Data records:
• • • • • • •
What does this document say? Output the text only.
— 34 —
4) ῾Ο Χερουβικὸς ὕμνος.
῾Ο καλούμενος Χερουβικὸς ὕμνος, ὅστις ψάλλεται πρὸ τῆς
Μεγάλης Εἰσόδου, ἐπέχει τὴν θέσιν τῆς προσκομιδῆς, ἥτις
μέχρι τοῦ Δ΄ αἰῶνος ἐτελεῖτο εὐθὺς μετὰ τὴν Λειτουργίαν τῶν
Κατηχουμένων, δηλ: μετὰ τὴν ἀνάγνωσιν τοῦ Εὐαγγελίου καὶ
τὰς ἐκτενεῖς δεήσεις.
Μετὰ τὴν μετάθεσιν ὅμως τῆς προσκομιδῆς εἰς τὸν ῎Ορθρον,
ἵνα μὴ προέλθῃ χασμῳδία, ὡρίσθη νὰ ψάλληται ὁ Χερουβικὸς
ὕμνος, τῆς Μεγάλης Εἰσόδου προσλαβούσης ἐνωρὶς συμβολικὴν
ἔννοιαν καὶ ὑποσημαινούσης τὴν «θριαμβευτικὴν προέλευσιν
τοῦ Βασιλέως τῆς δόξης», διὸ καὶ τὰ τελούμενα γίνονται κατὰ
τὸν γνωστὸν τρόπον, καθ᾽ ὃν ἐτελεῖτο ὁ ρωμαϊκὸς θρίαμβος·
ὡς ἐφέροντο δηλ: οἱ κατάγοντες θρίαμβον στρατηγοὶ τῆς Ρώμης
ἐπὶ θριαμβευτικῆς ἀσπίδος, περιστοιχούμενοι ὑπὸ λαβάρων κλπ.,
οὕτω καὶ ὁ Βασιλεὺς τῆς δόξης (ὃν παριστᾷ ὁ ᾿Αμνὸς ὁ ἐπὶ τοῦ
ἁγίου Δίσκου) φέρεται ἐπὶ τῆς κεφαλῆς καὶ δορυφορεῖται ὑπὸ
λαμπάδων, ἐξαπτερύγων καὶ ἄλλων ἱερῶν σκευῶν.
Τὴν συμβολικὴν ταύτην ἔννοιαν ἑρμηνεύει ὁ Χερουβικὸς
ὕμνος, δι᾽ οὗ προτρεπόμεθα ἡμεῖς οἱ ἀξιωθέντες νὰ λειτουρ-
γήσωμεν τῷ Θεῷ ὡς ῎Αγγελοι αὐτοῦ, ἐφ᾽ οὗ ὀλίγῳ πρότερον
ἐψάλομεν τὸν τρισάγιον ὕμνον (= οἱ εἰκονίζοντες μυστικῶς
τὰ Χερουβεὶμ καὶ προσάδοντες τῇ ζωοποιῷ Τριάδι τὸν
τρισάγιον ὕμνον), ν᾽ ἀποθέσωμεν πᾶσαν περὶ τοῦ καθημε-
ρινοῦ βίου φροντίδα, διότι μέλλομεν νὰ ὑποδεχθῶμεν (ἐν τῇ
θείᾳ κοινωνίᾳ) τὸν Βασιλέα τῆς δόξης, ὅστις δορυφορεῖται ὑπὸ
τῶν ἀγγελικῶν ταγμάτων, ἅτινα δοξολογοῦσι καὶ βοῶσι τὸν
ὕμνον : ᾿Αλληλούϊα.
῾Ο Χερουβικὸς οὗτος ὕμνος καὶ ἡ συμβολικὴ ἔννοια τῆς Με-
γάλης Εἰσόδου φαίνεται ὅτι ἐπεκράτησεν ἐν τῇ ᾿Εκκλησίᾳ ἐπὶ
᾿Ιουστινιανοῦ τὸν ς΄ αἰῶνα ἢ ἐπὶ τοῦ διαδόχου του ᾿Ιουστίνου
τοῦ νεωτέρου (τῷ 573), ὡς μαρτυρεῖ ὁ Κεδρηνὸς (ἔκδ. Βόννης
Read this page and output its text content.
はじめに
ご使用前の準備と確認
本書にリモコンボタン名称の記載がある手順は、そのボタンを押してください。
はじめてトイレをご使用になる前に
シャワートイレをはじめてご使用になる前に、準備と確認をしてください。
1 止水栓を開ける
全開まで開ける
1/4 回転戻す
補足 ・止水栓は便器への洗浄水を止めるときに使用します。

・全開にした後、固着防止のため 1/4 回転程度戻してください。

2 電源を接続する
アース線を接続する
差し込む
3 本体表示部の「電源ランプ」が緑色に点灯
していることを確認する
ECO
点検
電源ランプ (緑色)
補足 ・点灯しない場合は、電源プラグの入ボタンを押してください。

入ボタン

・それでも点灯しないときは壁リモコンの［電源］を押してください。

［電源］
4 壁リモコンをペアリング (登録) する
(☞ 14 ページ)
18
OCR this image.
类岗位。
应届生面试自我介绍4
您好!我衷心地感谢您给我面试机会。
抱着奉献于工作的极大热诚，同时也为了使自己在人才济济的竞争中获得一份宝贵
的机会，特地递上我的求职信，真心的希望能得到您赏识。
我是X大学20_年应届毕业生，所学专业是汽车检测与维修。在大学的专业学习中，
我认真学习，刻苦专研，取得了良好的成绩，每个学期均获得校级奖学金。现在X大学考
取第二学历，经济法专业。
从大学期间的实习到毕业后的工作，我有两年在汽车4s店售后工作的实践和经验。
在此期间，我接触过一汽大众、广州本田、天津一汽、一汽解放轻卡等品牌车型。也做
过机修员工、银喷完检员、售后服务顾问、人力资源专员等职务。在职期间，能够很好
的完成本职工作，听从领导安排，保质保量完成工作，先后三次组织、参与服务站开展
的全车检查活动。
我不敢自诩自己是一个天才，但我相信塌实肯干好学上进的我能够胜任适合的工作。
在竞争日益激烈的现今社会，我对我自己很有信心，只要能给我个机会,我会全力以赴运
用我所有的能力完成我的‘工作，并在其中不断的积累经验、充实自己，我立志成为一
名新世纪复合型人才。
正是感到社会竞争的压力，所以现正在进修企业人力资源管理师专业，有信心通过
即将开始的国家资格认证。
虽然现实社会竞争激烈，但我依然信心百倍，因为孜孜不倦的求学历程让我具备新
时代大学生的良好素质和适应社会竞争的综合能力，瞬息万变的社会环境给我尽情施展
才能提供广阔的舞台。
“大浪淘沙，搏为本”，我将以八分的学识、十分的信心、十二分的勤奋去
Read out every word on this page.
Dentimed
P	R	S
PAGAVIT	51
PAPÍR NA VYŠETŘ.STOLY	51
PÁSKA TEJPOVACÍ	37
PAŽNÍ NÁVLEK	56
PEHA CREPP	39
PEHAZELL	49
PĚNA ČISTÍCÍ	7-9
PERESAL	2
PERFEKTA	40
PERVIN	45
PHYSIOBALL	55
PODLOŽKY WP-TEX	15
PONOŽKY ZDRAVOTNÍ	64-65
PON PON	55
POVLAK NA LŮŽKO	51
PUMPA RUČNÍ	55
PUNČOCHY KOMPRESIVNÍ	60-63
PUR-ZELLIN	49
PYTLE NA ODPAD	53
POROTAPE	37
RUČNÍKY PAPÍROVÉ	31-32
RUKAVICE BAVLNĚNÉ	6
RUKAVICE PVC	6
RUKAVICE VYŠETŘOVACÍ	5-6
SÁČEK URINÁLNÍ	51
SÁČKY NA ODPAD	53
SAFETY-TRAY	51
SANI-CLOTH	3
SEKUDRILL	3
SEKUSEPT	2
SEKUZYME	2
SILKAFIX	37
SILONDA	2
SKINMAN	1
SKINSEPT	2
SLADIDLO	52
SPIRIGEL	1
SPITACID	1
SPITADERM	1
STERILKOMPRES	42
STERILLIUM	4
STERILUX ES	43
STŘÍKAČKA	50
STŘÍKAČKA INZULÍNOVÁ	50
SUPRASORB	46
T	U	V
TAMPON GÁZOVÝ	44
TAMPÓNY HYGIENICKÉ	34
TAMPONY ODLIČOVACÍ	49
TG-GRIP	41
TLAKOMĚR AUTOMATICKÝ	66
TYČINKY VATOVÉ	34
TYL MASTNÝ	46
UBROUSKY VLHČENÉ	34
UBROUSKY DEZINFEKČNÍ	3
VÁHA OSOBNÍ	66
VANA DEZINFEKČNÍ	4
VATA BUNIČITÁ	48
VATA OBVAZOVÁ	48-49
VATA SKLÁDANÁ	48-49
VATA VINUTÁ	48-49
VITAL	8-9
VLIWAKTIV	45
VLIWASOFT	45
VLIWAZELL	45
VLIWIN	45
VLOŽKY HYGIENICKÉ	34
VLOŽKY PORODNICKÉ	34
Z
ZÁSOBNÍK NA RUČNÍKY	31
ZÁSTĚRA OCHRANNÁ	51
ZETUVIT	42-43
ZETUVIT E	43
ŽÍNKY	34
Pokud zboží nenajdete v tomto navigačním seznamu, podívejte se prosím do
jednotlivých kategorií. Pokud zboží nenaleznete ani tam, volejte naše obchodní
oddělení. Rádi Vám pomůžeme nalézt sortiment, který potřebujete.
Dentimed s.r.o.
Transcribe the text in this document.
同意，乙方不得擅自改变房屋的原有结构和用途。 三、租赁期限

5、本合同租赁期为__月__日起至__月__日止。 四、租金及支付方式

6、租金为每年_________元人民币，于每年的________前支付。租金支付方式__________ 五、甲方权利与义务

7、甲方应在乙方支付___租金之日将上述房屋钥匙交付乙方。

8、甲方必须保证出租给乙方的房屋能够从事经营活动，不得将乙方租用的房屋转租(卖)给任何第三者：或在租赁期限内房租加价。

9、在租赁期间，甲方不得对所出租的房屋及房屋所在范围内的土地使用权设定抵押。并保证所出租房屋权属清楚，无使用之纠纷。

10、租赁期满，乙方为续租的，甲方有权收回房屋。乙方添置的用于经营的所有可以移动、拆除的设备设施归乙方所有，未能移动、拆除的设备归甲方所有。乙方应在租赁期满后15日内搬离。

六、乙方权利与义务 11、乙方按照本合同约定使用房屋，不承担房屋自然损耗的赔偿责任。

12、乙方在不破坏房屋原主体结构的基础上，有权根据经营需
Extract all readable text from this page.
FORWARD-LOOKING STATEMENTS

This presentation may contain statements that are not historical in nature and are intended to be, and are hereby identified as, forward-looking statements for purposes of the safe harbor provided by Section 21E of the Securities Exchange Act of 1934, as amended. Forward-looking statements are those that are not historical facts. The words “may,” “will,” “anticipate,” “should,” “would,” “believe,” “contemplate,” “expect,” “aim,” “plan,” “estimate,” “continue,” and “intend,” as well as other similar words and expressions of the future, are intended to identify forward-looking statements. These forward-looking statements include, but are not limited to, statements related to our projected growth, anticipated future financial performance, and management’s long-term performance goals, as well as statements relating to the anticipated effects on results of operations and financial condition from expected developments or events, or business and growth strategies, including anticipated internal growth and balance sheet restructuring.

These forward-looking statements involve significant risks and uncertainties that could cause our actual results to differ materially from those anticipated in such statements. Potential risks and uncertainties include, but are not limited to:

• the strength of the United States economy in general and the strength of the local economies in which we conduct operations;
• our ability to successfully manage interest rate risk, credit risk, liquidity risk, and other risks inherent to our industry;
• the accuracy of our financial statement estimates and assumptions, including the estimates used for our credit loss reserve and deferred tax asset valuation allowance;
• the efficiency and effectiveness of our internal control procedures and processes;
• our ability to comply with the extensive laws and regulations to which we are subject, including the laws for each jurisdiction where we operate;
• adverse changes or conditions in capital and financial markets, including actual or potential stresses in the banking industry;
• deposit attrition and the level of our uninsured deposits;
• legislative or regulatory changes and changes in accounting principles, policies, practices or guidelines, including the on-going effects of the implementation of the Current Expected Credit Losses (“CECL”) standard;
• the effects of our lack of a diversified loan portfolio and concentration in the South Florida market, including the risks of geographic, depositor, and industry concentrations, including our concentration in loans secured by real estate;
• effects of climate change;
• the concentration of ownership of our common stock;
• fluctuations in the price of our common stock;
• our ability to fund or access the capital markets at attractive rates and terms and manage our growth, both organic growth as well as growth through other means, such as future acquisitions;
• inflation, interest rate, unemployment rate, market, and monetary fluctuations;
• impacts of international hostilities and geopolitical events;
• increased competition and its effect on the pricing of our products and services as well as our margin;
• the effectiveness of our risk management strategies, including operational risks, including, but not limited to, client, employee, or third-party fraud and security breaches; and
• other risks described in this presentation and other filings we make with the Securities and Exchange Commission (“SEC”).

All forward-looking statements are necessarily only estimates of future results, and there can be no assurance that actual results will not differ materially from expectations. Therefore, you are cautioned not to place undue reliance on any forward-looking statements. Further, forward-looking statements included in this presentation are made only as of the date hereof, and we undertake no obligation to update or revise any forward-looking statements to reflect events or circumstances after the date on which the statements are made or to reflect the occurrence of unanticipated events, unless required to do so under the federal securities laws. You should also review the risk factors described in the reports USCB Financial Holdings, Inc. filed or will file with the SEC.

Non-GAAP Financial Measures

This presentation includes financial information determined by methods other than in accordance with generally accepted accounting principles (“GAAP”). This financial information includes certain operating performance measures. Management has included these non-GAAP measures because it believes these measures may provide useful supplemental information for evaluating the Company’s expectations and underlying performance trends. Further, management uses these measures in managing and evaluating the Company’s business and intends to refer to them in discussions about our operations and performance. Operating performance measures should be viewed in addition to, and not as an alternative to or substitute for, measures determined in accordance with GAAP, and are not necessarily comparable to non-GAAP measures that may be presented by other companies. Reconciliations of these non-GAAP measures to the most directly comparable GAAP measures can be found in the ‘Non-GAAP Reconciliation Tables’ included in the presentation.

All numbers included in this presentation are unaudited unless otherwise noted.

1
• • • • • • •
» OBJECTIVE: Check each line above for the word "δορυφορεῖται" and give the number of lines that have it, nothing else.

» EXPECTED ANSWER: 2